Problem details
Copy all lines below exactly as written. Leave pictures out.

#### Dataset records

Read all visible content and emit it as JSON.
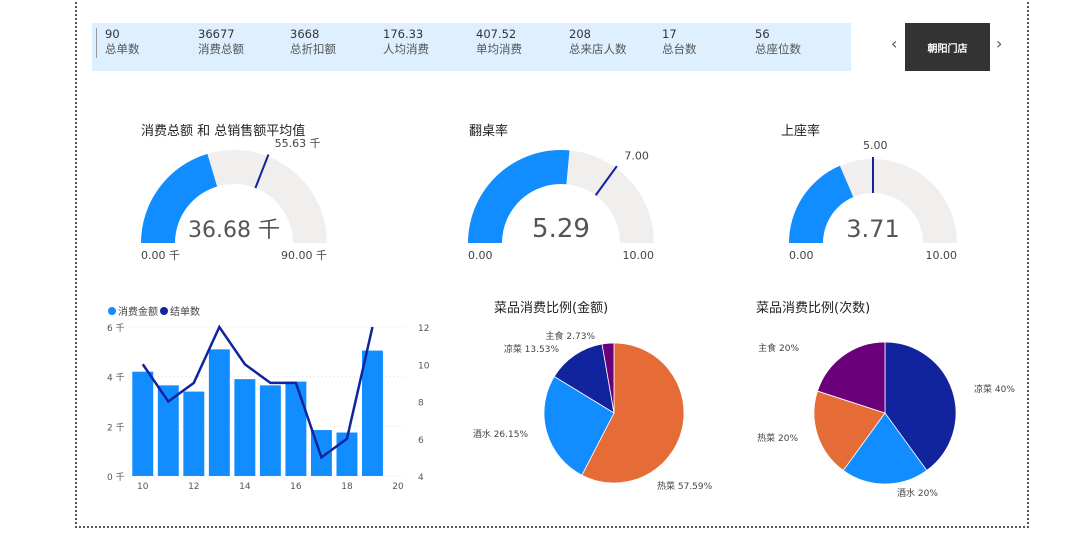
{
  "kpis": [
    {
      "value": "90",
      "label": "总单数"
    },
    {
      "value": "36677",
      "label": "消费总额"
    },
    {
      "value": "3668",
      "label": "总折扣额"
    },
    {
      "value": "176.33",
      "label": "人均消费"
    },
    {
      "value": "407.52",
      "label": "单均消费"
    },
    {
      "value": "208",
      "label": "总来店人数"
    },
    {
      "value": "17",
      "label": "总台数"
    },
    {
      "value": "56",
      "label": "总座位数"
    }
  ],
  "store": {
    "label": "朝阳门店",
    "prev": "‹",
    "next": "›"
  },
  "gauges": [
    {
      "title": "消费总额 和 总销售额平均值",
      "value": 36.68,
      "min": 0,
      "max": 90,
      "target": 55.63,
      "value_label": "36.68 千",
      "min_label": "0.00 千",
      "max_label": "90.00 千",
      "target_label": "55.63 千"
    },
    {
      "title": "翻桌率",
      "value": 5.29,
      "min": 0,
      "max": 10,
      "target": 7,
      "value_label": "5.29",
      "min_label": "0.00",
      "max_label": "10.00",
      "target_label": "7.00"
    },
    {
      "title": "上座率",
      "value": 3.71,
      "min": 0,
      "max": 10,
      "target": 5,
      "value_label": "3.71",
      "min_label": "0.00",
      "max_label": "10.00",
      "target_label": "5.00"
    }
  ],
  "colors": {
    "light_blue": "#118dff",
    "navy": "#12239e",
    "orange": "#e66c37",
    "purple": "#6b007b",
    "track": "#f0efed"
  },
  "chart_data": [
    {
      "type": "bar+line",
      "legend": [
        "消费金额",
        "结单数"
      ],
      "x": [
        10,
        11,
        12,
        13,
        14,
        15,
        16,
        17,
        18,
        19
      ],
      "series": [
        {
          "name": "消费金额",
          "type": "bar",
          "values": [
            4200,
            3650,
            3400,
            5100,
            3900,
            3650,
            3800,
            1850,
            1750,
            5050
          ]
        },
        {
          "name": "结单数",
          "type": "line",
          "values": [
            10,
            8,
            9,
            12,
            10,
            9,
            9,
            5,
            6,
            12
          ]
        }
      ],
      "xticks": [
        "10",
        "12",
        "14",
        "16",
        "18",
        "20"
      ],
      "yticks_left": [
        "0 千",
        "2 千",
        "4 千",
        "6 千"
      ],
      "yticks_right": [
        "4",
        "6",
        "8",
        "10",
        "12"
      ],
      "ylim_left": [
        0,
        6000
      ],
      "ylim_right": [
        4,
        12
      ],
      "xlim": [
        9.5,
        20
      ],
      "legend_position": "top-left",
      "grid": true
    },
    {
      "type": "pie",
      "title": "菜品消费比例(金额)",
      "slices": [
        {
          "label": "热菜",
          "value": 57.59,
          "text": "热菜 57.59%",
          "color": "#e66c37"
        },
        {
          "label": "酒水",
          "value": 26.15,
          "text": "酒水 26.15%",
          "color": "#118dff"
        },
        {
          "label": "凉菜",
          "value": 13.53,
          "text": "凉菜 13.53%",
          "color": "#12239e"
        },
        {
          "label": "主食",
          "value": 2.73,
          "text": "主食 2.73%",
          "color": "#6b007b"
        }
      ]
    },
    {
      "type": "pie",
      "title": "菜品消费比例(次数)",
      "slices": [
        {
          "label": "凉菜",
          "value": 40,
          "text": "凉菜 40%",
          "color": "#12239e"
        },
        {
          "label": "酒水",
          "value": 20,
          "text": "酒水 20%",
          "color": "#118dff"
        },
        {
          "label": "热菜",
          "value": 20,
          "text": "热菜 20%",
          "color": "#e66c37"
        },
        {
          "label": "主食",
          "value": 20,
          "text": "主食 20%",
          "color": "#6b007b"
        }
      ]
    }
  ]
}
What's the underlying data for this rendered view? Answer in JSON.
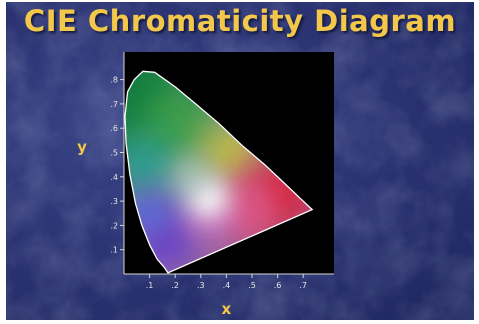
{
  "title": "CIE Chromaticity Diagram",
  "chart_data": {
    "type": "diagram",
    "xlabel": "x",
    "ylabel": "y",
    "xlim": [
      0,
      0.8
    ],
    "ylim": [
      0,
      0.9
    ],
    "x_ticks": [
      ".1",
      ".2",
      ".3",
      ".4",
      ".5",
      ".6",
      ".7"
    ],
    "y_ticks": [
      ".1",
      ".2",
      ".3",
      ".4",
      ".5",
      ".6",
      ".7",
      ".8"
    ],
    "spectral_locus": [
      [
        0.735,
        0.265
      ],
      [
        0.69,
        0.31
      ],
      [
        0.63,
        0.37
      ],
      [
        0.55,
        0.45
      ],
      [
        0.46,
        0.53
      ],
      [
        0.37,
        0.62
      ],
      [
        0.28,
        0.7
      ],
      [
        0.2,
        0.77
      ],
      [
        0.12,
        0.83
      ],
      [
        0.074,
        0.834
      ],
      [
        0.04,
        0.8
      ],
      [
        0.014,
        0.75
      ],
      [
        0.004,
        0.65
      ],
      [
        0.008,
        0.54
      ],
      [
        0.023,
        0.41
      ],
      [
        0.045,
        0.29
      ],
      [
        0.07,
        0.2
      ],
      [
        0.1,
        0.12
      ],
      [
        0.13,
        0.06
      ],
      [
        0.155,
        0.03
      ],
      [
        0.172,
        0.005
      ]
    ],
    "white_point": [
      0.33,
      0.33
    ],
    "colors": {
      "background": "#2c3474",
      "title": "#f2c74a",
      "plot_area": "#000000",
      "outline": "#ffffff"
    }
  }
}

########

Full solution
Read all visible content and emit it as JSON.
{
  "kpis": [
    {
      "value": "90",
      "label": "总单数"
    },
    {
      "value": "36677",
      "label": "消费总额"
    },
    {
      "value": "3668",
      "label": "总折扣额"
    },
    {
      "value": "176.33",
      "label": "人均消费"
    },
    {
      "value": "407.52",
      "label": "单均消费"
    },
    {
      "value": "208",
      "label": "总来店人数"
    },
    {
      "value": "17",
      "label": "总台数"
    },
    {
      "value": "56",
      "label": "总座位数"
    }
  ],
  "store": {
    "label": "朝阳门店",
    "prev": "‹",
    "next": "›"
  },
  "gauges": [
    {
      "title": "消费总额 和 总销售额平均值",
      "value": 36.68,
      "min": 0,
      "max": 90,
      "target": 55.63,
      "value_label": "36.68 千",
      "min_label": "0.00 千",
      "max_label": "90.00 千",
      "target_label": "55.63 千"
    },
    {
      "title": "翻桌率",
      "value": 5.29,
      "min": 0,
      "max": 10,
      "target": 7,
      "value_label": "5.29",
      "min_label": "0.00",
      "max_label": "10.00",
      "target_label": "7.00"
    },
    {
      "title": "上座率",
      "value": 3.71,
      "min": 0,
      "max": 10,
      "target": 5,
      "value_label": "3.71",
      "min_label": "0.00",
      "max_label": "10.00",
      "target_label": "5.00"
    }
  ],
  "colors": {
    "light_blue": "#118dff",
    "navy": "#12239e",
    "orange": "#e66c37",
    "purple": "#6b007b",
    "track": "#f0efed"
  },
  "chart_data": [
    {
      "type": "bar+line",
      "legend": [
        "消费金额",
        "结单数"
      ],
      "x": [
        10,
        11,
        12,
        13,
        14,
        15,
        16,
        17,
        18,
        19
      ],
      "series": [
        {
          "name": "消费金额",
          "type": "bar",
          "values": [
            4200,
            3650,
            3400,
            5100,
            3900,
            3650,
            3800,
            1850,
            1750,
            5050
          ]
        },
        {
          "name": "结单数",
          "type": "line",
          "values": [
            10,
            8,
            9,
            12,
            10,
            9,
            9,
            5,
            6,
            12
          ]
        }
      ],
      "xticks": [
        "10",
        "12",
        "14",
        "16",
        "18",
        "20"
      ],
      "yticks_left": [
        "0 千",
        "2 千",
        "4 千",
        "6 千"
      ],
      "yticks_right": [
        "4",
        "6",
        "8",
        "10",
        "12"
      ],
      "ylim_left": [
        0,
        6000
      ],
      "ylim_right": [
        4,
        12
      ],
      "xlim": [
        9.5,
        20
      ],
      "legend_position": "top-left",
      "grid": true
    },
    {
      "type": "pie",
      "title": "菜品消费比例(金额)",
      "slices": [
        {
          "label": "热菜",
          "value": 57.59,
          "text": "热菜 57.59%",
          "color": "#e66c37"
        },
        {
          "label": "酒水",
          "value": 26.15,
          "text": "酒水 26.15%",
          "color": "#118dff"
        },
        {
          "label": "凉菜",
          "value": 13.53,
          "text": "凉菜 13.53%",
          "color": "#12239e"
        },
        {
          "label": "主食",
          "value": 2.73,
          "text": "主食 2.73%",
          "color": "#6b007b"
        }
      ]
    },
    {
      "type": "pie",
      "title": "菜品消费比例(次数)",
      "slices": [
        {
          "label": "凉菜",
          "value": 40,
          "text": "凉菜 40%",
          "color": "#12239e"
        },
        {
          "label": "酒水",
          "value": 20,
          "text": "酒水 20%",
          "color": "#118dff"
        },
        {
          "label": "热菜",
          "value": 20,
          "text": "热菜 20%",
          "color": "#e66c37"
        },
        {
          "label": "主食",
          "value": 20,
          "text": "主食 20%",
          "color": "#6b007b"
        }
      ]
    }
  ]
}
What's the underlying data for this rendered view? Answer in JSON.
{
  "title": "CIE Chromaticity Diagram",
  "chart_data": {
    "type": "diagram",
    "xlabel": "x",
    "ylabel": "y",
    "xlim": [
      0,
      0.8
    ],
    "ylim": [
      0,
      0.9
    ],
    "x_ticks": [
      ".1",
      ".2",
      ".3",
      ".4",
      ".5",
      ".6",
      ".7"
    ],
    "y_ticks": [
      ".1",
      ".2",
      ".3",
      ".4",
      ".5",
      ".6",
      ".7",
      ".8"
    ],
    "spectral_locus": [
      [
        0.735,
        0.265
      ],
      [
        0.69,
        0.31
      ],
      [
        0.63,
        0.37
      ],
      [
        0.55,
        0.45
      ],
      [
        0.46,
        0.53
      ],
      [
        0.37,
        0.62
      ],
      [
        0.28,
        0.7
      ],
      [
        0.2,
        0.77
      ],
      [
        0.12,
        0.83
      ],
      [
        0.074,
        0.834
      ],
      [
        0.04,
        0.8
      ],
      [
        0.014,
        0.75
      ],
      [
        0.004,
        0.65
      ],
      [
        0.008,
        0.54
      ],
      [
        0.023,
        0.41
      ],
      [
        0.045,
        0.29
      ],
      [
        0.07,
        0.2
      ],
      [
        0.1,
        0.12
      ],
      [
        0.13,
        0.06
      ],
      [
        0.155,
        0.03
      ],
      [
        0.172,
        0.005
      ]
    ],
    "white_point": [
      0.33,
      0.33
    ],
    "colors": {
      "background": "#2c3474",
      "title": "#f2c74a",
      "plot_area": "#000000",
      "outline": "#ffffff"
    }
  }
}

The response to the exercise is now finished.